▶ **Problem description**
Rewrite the material below, replacing each "Estados Unidos" with "EE. UU." and keeping everything else the same.

═════ Input for this task

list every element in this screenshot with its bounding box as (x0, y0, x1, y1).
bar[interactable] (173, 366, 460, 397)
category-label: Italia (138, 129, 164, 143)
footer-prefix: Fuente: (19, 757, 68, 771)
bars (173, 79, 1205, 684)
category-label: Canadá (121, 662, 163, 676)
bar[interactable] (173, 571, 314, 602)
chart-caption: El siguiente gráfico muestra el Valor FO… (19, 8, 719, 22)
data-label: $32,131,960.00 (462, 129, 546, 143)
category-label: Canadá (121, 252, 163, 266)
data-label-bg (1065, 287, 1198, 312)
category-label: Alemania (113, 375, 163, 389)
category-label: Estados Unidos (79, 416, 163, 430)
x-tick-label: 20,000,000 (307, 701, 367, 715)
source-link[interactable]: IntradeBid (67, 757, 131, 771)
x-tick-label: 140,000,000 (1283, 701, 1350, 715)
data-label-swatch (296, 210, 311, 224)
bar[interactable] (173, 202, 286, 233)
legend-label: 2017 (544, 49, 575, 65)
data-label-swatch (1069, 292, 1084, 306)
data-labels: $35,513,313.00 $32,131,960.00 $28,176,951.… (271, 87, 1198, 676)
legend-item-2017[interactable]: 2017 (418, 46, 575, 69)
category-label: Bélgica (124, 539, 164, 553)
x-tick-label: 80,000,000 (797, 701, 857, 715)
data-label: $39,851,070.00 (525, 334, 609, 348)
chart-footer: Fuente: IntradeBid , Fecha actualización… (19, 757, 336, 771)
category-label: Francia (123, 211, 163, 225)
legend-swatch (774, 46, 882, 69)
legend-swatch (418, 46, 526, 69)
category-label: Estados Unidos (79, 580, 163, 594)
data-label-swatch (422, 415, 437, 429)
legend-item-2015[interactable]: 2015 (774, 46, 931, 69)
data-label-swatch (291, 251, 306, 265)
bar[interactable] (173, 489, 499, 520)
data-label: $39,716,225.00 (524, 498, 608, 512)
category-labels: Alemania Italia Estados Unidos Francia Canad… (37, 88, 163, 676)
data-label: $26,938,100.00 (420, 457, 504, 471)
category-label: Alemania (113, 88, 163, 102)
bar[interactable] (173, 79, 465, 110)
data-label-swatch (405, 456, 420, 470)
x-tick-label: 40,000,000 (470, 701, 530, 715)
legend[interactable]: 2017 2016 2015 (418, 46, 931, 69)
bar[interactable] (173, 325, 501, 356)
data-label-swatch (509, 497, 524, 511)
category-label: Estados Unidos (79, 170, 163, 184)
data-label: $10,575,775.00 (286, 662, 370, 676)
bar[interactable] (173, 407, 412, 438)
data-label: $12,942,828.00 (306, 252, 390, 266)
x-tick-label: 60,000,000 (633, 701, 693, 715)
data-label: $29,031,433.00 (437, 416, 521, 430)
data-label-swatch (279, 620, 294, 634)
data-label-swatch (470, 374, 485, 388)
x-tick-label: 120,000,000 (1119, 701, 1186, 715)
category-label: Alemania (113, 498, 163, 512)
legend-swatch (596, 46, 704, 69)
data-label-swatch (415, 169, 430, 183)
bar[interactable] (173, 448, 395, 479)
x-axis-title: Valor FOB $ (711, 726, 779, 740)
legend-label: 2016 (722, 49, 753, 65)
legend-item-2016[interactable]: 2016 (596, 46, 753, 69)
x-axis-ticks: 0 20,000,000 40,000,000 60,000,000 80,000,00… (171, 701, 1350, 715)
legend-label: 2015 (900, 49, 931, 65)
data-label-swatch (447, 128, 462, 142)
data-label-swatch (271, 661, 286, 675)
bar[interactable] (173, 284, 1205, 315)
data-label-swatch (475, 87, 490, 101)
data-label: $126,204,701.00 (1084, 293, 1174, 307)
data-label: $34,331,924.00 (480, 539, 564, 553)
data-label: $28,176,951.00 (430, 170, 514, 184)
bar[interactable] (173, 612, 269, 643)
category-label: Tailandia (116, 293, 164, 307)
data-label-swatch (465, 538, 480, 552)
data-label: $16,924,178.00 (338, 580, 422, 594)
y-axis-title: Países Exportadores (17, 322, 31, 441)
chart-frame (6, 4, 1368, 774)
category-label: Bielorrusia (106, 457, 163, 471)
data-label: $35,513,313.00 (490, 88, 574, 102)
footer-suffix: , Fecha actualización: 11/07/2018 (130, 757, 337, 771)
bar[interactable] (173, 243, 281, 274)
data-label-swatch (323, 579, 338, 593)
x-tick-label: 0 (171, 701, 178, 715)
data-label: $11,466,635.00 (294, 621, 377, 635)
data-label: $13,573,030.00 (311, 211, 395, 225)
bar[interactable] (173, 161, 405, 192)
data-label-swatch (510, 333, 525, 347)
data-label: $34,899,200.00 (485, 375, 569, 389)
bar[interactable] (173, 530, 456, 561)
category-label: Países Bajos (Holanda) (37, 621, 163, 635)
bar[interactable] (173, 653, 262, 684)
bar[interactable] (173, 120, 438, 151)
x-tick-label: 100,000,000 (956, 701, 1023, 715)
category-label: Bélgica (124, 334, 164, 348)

══════════

▶ **Complete answer**
list every element in this screenshot with its bounding box as (x0, y0, x1, y1).
bar[interactable] (173, 366, 460, 397)
category-label: Italia (138, 129, 164, 143)
footer-prefix: Fuente: (19, 757, 68, 771)
bars (173, 79, 1205, 684)
category-label: Canadá (121, 662, 163, 676)
bar[interactable] (173, 571, 314, 602)
chart-caption: El siguiente gráfico muestra el Valor FO… (19, 8, 719, 22)
data-label: $32,131,960.00 (462, 129, 546, 143)
category-label: Canadá (121, 252, 163, 266)
data-label-bg (1065, 287, 1198, 312)
category-label: Alemania (113, 375, 163, 389)
category-label: EE. UU. (79, 416, 163, 430)
x-tick-label: 20,000,000 (307, 701, 367, 715)
source-link[interactable]: IntradeBid (67, 757, 131, 771)
x-tick-label: 140,000,000 (1283, 701, 1350, 715)
data-label-swatch (296, 210, 311, 224)
bar[interactable] (173, 202, 286, 233)
legend-label: 2017 (544, 49, 575, 65)
data-label-swatch (1069, 292, 1084, 306)
data-labels: $35,513,313.00 $32,131,960.00 $28,176,951.… (271, 87, 1198, 676)
legend-item-2017[interactable]: 2017 (418, 46, 575, 69)
category-label: Bélgica (124, 539, 164, 553)
x-tick-label: 80,000,000 (797, 701, 857, 715)
data-label: $39,851,070.00 (525, 334, 609, 348)
chart-footer: Fuente: IntradeBid , Fecha actualización… (19, 757, 336, 771)
category-label: Francia (123, 211, 163, 225)
legend-swatch (774, 46, 882, 69)
legend-swatch (418, 46, 526, 69)
category-label: EE. UU. (79, 580, 163, 594)
data-label-swatch (422, 415, 437, 429)
legend-item-2015[interactable]: 2015 (774, 46, 931, 69)
data-label-swatch (291, 251, 306, 265)
bar[interactable] (173, 489, 499, 520)
data-label: $39,716,225.00 (524, 498, 608, 512)
category-labels: Alemania Italia EE. UU. Francia Canad… (37, 88, 163, 676)
data-label: $26,938,100.00 (420, 457, 504, 471)
category-label: Alemania (113, 88, 163, 102)
bar[interactable] (173, 79, 465, 110)
data-label-swatch (405, 456, 420, 470)
x-tick-label: 40,000,000 (470, 701, 530, 715)
legend[interactable]: 2017 2016 2015 (418, 46, 931, 69)
bar[interactable] (173, 325, 501, 356)
data-label-swatch (509, 497, 524, 511)
category-label: EE. UU. (79, 170, 163, 184)
data-label: $10,575,775.00 (286, 662, 370, 676)
bar[interactable] (173, 407, 412, 438)
data-label: $12,942,828.00 (306, 252, 390, 266)
x-tick-label: 60,000,000 (633, 701, 693, 715)
data-label: $29,031,433.00 (437, 416, 521, 430)
data-label-swatch (279, 620, 294, 634)
data-label-swatch (470, 374, 485, 388)
x-tick-label: 120,000,000 (1119, 701, 1186, 715)
category-label: Alemania (113, 498, 163, 512)
legend-swatch (596, 46, 704, 69)
data-label-swatch (415, 169, 430, 183)
bar[interactable] (173, 448, 395, 479)
x-axis-title: Valor FOB $ (711, 726, 779, 740)
legend-label: 2016 (722, 49, 753, 65)
legend-item-2016[interactable]: 2016 (596, 46, 753, 69)
x-axis-ticks: 0 20,000,000 40,000,000 60,000,000 80,000,00… (171, 701, 1350, 715)
legend-label: 2015 (900, 49, 931, 65)
data-label-swatch (447, 128, 462, 142)
data-label-swatch (271, 661, 286, 675)
bar[interactable] (173, 284, 1205, 315)
data-label-swatch (475, 87, 490, 101)
data-label: $126,204,701.00 (1084, 293, 1174, 307)
data-label: $34,331,924.00 (480, 539, 564, 553)
data-label: $28,176,951.00 (430, 170, 514, 184)
bar[interactable] (173, 612, 269, 643)
category-label: Tailandia (116, 293, 164, 307)
data-label-swatch (465, 538, 480, 552)
data-label: $16,924,178.00 (338, 580, 422, 594)
y-axis-title: Países Exportadores (17, 322, 31, 441)
chart-frame (6, 4, 1368, 774)
category-label: Bielorrusia (106, 457, 163, 471)
data-label: $35,513,313.00 (490, 88, 574, 102)
footer-suffix: , Fecha actualización: 11/07/2018 (130, 757, 337, 771)
bar[interactable] (173, 243, 281, 274)
data-label-swatch (323, 579, 338, 593)
x-tick-label: 0 (171, 701, 178, 715)
data-label: $11,466,635.00 (294, 621, 377, 635)
data-label: $13,573,030.00 (311, 211, 395, 225)
bar[interactable] (173, 161, 405, 192)
data-label-swatch (510, 333, 525, 347)
data-label: $34,899,200.00 (485, 375, 569, 389)
bar[interactable] (173, 530, 456, 561)
category-label: Países Bajos (Holanda) (37, 621, 163, 635)
bar[interactable] (173, 653, 262, 684)
bar[interactable] (173, 120, 438, 151)
x-tick-label: 100,000,000 (956, 701, 1023, 715)
category-label: Bélgica (124, 334, 164, 348)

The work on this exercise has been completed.